Transcribe the material exactly. Images do not belong in the copy.
* start Working data *
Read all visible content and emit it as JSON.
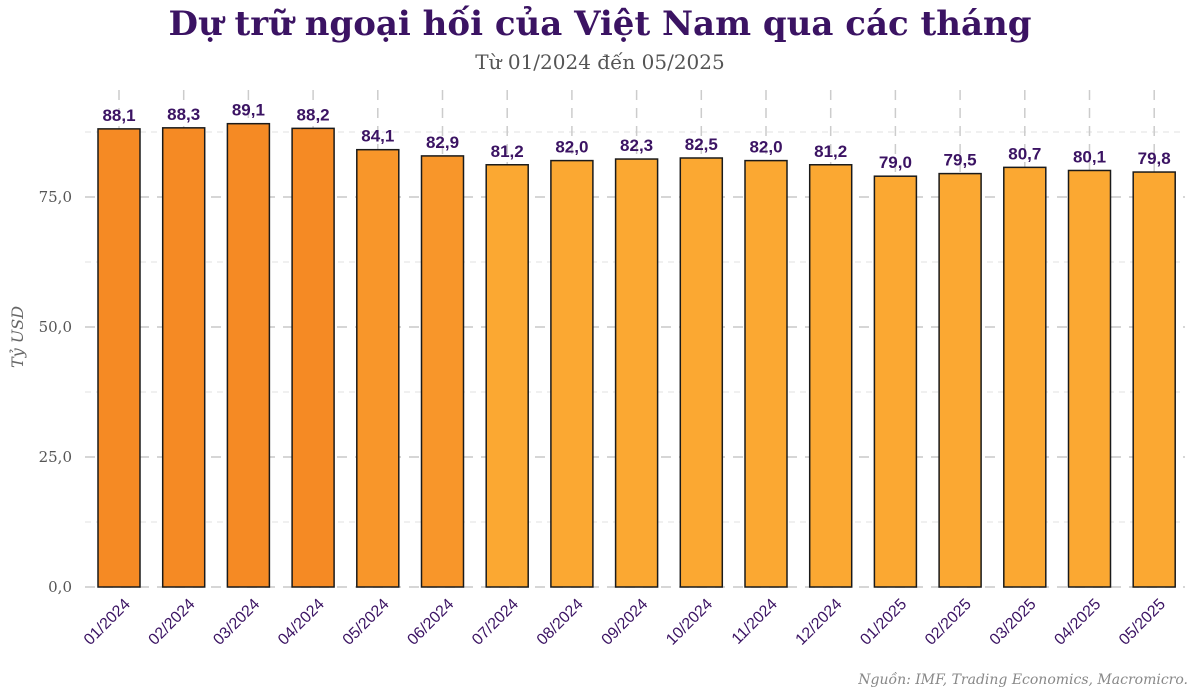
{
  "chart_data": {
    "type": "bar",
    "title": "Dự trữ ngoại hối của Việt Nam qua các tháng",
    "subtitle": "Từ 01/2024 đến 05/2025",
    "ylabel": "Tỷ USD",
    "xlabel": "",
    "source": "Nguồn: IMF, Trading Economics, Macromicro.",
    "ylim": [
      0,
      90
    ],
    "yticks": [
      0,
      25,
      50,
      75
    ],
    "ytick_labels": [
      "0,0",
      "25,0",
      "50,0",
      "75,0"
    ],
    "grid": true,
    "categories": [
      "01/2024",
      "02/2024",
      "03/2024",
      "04/2024",
      "05/2024",
      "06/2024",
      "07/2024",
      "08/2024",
      "09/2024",
      "10/2024",
      "11/2024",
      "12/2024",
      "01/2025",
      "02/2025",
      "03/2025",
      "04/2025",
      "05/2025"
    ],
    "values": [
      88.1,
      88.3,
      89.1,
      88.2,
      84.1,
      82.9,
      81.2,
      82.0,
      82.3,
      82.5,
      82.0,
      81.2,
      79.0,
      79.5,
      80.7,
      80.1,
      79.8
    ],
    "value_labels": [
      "88,1",
      "88,3",
      "89,1",
      "88,2",
      "84,1",
      "82,9",
      "81,2",
      "82,0",
      "82,3",
      "82,5",
      "82,0",
      "81,2",
      "79,0",
      "79,5",
      "80,7",
      "80,1",
      "79,8"
    ],
    "colors": {
      "bar_2024_early": "#f58a24",
      "bar_mid": "#f8962a",
      "bar_late": "#fba832",
      "bar_outline": "#1a1a1a",
      "label": "#3b1363"
    }
  }
}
* end Working data *
▶ [Finished exercise]:
Read all visible content and emit it as JSON.
{
  "chart_data": {
    "type": "bar",
    "title": "Dự trữ ngoại hối của Việt Nam qua các tháng",
    "subtitle": "Từ 01/2024 đến 05/2025",
    "ylabel": "Tỷ USD",
    "xlabel": "",
    "source": "Nguồn: IMF, Trading Economics, Macromicro.",
    "ylim": [
      0,
      90
    ],
    "yticks": [
      0,
      25,
      50,
      75
    ],
    "ytick_labels": [
      "0,0",
      "25,0",
      "50,0",
      "75,0"
    ],
    "grid": true,
    "categories": [
      "01/2024",
      "02/2024",
      "03/2024",
      "04/2024",
      "05/2024",
      "06/2024",
      "07/2024",
      "08/2024",
      "09/2024",
      "10/2024",
      "11/2024",
      "12/2024",
      "01/2025",
      "02/2025",
      "03/2025",
      "04/2025",
      "05/2025"
    ],
    "values": [
      88.1,
      88.3,
      89.1,
      88.2,
      84.1,
      82.9,
      81.2,
      82.0,
      82.3,
      82.5,
      82.0,
      81.2,
      79.0,
      79.5,
      80.7,
      80.1,
      79.8
    ],
    "value_labels": [
      "88,1",
      "88,3",
      "89,1",
      "88,2",
      "84,1",
      "82,9",
      "81,2",
      "82,0",
      "82,3",
      "82,5",
      "82,0",
      "81,2",
      "79,0",
      "79,5",
      "80,7",
      "80,1",
      "79,8"
    ],
    "colors": {
      "bar_2024_early": "#f58a24",
      "bar_mid": "#f8962a",
      "bar_late": "#fba832",
      "bar_outline": "#1a1a1a",
      "label": "#3b1363"
    }
  }
}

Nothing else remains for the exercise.